Identify, in the records below, every line where the string "cluster" appears, and copy each such line.

_____

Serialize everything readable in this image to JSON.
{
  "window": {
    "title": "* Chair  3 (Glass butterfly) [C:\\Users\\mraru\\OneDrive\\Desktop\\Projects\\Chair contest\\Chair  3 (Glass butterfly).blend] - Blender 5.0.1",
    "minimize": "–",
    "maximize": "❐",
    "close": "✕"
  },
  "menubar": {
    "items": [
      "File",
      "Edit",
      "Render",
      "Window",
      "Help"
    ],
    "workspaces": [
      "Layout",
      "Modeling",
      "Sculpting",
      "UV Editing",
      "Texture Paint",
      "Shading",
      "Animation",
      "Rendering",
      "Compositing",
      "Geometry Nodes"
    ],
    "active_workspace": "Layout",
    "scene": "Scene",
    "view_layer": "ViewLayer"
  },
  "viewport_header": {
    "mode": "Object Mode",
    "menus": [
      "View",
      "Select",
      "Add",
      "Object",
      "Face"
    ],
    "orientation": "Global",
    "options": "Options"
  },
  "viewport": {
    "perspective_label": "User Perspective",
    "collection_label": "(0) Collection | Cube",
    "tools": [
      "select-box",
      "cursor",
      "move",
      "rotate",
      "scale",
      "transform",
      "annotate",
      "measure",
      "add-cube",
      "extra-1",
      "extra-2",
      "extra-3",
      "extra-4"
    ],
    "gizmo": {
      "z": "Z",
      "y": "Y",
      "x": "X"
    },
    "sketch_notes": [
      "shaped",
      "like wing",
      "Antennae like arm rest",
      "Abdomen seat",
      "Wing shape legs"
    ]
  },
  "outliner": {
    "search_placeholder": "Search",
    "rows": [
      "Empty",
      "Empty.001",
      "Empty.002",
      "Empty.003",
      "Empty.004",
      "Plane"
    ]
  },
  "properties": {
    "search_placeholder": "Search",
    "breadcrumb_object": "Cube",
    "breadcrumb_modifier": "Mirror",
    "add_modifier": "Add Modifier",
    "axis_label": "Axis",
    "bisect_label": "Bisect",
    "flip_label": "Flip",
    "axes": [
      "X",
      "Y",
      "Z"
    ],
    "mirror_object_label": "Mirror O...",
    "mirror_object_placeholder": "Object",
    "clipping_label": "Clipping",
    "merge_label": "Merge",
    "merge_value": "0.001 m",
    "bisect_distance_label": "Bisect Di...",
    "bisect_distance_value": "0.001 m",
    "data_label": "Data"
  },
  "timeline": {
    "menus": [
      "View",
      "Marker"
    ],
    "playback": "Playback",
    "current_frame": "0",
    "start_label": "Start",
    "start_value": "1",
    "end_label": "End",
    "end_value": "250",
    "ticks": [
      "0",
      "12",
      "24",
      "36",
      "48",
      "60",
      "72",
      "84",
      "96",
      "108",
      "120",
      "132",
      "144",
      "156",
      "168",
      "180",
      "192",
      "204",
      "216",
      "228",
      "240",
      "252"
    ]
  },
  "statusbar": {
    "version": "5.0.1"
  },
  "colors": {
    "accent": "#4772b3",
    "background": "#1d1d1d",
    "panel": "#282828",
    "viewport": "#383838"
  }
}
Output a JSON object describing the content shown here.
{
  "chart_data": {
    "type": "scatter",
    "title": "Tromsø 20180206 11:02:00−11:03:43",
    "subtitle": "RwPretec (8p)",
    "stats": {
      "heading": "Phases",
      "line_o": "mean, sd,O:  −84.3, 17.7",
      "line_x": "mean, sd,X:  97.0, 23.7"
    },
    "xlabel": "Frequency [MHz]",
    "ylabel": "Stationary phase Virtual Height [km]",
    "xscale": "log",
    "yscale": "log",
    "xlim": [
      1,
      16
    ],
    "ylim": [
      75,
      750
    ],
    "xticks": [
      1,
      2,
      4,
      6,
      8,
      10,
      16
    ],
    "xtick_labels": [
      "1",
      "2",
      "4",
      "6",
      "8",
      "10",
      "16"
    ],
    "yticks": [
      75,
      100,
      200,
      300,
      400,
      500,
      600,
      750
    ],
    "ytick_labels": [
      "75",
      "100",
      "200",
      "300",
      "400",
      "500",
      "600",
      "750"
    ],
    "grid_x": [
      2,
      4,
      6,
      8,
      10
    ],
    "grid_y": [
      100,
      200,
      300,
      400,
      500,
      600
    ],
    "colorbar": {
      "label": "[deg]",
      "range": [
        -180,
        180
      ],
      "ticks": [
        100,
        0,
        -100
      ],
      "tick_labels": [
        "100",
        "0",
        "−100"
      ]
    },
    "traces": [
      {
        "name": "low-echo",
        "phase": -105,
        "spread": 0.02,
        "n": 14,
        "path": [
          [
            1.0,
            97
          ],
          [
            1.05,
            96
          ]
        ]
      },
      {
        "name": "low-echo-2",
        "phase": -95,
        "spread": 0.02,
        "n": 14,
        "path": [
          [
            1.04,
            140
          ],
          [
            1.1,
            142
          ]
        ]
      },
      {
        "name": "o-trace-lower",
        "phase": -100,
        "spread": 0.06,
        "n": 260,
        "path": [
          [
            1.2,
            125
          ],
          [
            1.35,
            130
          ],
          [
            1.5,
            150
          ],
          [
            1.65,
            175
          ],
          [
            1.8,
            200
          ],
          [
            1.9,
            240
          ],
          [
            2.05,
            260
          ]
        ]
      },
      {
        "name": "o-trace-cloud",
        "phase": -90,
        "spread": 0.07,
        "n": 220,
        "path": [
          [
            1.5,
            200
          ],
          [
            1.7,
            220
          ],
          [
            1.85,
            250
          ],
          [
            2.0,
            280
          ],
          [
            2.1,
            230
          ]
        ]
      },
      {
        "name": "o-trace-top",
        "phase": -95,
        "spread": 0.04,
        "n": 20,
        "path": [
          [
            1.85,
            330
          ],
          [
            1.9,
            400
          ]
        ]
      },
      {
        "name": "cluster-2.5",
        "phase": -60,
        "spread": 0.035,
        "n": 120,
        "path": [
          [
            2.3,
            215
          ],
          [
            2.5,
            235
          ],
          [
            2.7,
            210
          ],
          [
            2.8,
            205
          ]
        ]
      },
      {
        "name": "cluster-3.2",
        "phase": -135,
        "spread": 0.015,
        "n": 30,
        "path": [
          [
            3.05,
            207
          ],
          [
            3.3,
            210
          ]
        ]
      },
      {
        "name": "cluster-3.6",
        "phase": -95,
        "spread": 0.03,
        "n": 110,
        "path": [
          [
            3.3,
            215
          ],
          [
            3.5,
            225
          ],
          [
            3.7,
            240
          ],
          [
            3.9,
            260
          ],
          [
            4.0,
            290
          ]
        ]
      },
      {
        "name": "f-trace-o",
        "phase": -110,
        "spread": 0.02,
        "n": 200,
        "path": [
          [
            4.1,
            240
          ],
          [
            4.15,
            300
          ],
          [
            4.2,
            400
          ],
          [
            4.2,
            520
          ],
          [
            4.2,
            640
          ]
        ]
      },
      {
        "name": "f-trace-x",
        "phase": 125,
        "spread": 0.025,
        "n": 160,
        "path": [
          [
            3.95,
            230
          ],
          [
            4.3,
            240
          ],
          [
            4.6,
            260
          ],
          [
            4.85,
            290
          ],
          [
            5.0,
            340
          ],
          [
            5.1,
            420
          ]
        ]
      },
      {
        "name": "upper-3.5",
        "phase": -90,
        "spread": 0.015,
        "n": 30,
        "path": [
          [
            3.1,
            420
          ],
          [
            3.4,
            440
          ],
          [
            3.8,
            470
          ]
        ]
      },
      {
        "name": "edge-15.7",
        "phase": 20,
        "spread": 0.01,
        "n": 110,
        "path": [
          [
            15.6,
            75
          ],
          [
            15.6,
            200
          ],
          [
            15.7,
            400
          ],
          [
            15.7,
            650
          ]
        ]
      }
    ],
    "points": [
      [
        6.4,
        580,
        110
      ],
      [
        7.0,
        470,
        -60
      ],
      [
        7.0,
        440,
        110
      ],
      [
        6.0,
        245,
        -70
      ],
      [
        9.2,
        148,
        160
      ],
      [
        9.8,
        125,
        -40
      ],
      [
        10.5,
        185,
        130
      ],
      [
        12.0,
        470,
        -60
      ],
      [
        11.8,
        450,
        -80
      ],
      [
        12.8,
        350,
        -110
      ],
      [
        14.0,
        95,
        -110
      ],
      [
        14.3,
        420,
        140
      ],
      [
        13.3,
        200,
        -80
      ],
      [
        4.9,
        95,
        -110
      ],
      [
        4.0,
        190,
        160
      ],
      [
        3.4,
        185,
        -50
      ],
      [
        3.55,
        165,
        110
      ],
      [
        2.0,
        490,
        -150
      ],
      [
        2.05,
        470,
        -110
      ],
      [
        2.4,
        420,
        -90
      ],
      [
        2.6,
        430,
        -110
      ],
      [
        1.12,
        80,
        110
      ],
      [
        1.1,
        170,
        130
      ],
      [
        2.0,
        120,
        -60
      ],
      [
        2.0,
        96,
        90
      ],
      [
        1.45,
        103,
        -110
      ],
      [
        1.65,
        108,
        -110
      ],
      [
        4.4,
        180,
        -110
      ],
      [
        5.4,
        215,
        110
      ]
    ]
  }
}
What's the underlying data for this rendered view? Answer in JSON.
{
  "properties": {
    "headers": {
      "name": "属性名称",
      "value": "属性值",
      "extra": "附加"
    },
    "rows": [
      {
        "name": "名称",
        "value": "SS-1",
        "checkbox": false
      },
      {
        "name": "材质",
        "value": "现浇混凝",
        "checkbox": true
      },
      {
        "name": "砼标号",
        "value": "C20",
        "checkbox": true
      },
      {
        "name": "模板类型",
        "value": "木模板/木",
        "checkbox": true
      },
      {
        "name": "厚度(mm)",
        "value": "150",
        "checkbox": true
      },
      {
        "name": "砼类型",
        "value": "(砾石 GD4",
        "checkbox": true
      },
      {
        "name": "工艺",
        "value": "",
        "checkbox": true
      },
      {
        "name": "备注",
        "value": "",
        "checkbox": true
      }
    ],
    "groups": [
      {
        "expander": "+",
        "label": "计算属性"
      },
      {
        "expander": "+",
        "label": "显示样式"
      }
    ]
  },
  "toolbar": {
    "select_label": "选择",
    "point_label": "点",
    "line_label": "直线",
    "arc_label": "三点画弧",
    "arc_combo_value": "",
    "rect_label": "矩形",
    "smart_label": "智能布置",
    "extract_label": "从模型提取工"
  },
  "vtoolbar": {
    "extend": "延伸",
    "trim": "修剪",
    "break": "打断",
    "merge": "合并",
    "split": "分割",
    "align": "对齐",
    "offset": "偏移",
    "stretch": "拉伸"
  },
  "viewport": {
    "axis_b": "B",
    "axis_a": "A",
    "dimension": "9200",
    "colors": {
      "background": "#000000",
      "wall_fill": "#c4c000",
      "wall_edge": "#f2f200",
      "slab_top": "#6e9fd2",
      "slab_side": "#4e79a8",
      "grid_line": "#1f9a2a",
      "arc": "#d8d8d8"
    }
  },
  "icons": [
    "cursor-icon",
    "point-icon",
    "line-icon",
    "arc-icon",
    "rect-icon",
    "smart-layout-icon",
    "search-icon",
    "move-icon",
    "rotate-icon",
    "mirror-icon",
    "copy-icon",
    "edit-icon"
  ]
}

_____

### Response
        "name": "cluster-2.5",
        "name": "cluster-3.2",
        "name": "cluster-3.6",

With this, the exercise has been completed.